>> BEGIN Data to use
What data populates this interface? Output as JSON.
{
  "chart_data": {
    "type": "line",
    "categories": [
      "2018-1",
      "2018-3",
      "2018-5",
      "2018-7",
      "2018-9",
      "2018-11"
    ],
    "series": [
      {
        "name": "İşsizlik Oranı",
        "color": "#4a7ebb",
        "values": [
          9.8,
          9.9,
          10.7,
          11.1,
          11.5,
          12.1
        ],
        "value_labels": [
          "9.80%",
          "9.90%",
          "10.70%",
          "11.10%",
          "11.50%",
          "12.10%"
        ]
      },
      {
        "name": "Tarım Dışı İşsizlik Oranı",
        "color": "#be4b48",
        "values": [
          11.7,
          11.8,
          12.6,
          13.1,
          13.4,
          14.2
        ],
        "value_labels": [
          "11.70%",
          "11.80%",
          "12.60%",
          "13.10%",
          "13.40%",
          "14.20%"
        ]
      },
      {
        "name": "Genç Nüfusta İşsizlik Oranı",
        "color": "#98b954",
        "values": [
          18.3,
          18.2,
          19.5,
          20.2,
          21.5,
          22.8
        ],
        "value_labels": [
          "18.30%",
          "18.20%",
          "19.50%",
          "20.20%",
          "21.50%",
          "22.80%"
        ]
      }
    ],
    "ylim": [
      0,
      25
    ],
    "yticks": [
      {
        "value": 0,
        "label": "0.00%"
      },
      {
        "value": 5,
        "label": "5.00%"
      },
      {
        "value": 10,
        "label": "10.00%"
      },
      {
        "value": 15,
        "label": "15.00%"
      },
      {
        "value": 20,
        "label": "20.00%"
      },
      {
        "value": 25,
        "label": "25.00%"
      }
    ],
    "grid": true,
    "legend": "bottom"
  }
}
>> END Data to use
Set down the listing above in full, please, exactly as it appears.

_Finished answer_.
What data populates this interface? Output as JSON.
{
  "chart_data": {
    "type": "line",
    "categories": [
      "2018-1",
      "2018-3",
      "2018-5",
      "2018-7",
      "2018-9",
      "2018-11"
    ],
    "series": [
      {
        "name": "İşsizlik Oranı",
        "color": "#4a7ebb",
        "values": [
          9.8,
          9.9,
          10.7,
          11.1,
          11.5,
          12.1
        ],
        "value_labels": [
          "9.80%",
          "9.90%",
          "10.70%",
          "11.10%",
          "11.50%",
          "12.10%"
        ]
      },
      {
        "name": "Tarım Dışı İşsizlik Oranı",
        "color": "#be4b48",
        "values": [
          11.7,
          11.8,
          12.6,
          13.1,
          13.4,
          14.2
        ],
        "value_labels": [
          "11.70%",
          "11.80%",
          "12.60%",
          "13.10%",
          "13.40%",
          "14.20%"
        ]
      },
      {
        "name": "Genç Nüfusta İşsizlik Oranı",
        "color": "#98b954",
        "values": [
          18.3,
          18.2,
          19.5,
          20.2,
          21.5,
          22.8
        ],
        "value_labels": [
          "18.30%",
          "18.20%",
          "19.50%",
          "20.20%",
          "21.50%",
          "22.80%"
        ]
      }
    ],
    "ylim": [
      0,
      25
    ],
    "yticks": [
      {
        "value": 0,
        "label": "0.00%"
      },
      {
        "value": 5,
        "label": "5.00%"
      },
      {
        "value": 10,
        "label": "10.00%"
      },
      {
        "value": 15,
        "label": "15.00%"
      },
      {
        "value": 20,
        "label": "20.00%"
      },
      {
        "value": 25,
        "label": "25.00%"
      }
    ],
    "grid": true,
    "legend": "bottom"
  }
}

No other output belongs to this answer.